(Task brief): All records below must be retyped exactly.

_ _ _ _

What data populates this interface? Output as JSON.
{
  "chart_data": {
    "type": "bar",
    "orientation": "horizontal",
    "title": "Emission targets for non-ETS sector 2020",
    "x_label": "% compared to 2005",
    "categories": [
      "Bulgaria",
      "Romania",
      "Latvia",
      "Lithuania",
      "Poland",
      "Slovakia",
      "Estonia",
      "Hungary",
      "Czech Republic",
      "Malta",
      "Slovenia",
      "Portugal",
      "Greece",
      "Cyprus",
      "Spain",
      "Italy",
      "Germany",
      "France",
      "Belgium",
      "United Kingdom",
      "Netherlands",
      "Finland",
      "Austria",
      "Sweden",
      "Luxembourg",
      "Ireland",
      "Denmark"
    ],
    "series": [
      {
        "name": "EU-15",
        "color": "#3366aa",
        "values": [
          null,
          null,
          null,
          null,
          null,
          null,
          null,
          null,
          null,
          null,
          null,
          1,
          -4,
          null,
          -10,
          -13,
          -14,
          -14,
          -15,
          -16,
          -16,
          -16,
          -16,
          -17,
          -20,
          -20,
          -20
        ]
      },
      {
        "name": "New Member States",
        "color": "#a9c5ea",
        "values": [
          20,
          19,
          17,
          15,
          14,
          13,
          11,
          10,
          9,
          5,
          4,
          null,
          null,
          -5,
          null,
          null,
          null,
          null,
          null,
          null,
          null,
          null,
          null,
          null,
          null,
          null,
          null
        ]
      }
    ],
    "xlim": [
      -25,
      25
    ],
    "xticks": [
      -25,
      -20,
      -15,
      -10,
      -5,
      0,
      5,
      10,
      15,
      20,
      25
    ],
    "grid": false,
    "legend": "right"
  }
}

_ _ _ _

(Result for this task):
What data populates this interface? Output as JSON.
{
  "chart_data": {
    "type": "bar",
    "orientation": "horizontal",
    "title": "Emission targets for non-ETS sector 2020",
    "x_label": "% compared to 2005",
    "categories": [
      "Bulgaria",
      "Romania",
      "Latvia",
      "Lithuania",
      "Poland",
      "Slovakia",
      "Estonia",
      "Hungary",
      "Czech Republic",
      "Malta",
      "Slovenia",
      "Portugal",
      "Greece",
      "Cyprus",
      "Spain",
      "Italy",
      "Germany",
      "France",
      "Belgium",
      "United Kingdom",
      "Netherlands",
      "Finland",
      "Austria",
      "Sweden",
      "Luxembourg",
      "Ireland",
      "Denmark"
    ],
    "series": [
      {
        "name": "EU-15",
        "color": "#3366aa",
        "values": [
          null,
          null,
          null,
          null,
          null,
          null,
          null,
          null,
          null,
          null,
          null,
          1,
          -4,
          null,
          -10,
          -13,
          -14,
          -14,
          -15,
          -16,
          -16,
          -16,
          -16,
          -17,
          -20,
          -20,
          -20
        ]
      },
      {
        "name": "New Member States",
        "color": "#a9c5ea",
        "values": [
          20,
          19,
          17,
          15,
          14,
          13,
          11,
          10,
          9,
          5,
          4,
          null,
          null,
          -5,
          null,
          null,
          null,
          null,
          null,
          null,
          null,
          null,
          null,
          null,
          null,
          null,
          null
        ]
      }
    ],
    "xlim": [
      -25,
      25
    ],
    "xticks": [
      -25,
      -20,
      -15,
      -10,
      -5,
      0,
      5,
      10,
      15,
      20,
      25
    ],
    "grid": false,
    "legend": "right"
  }
}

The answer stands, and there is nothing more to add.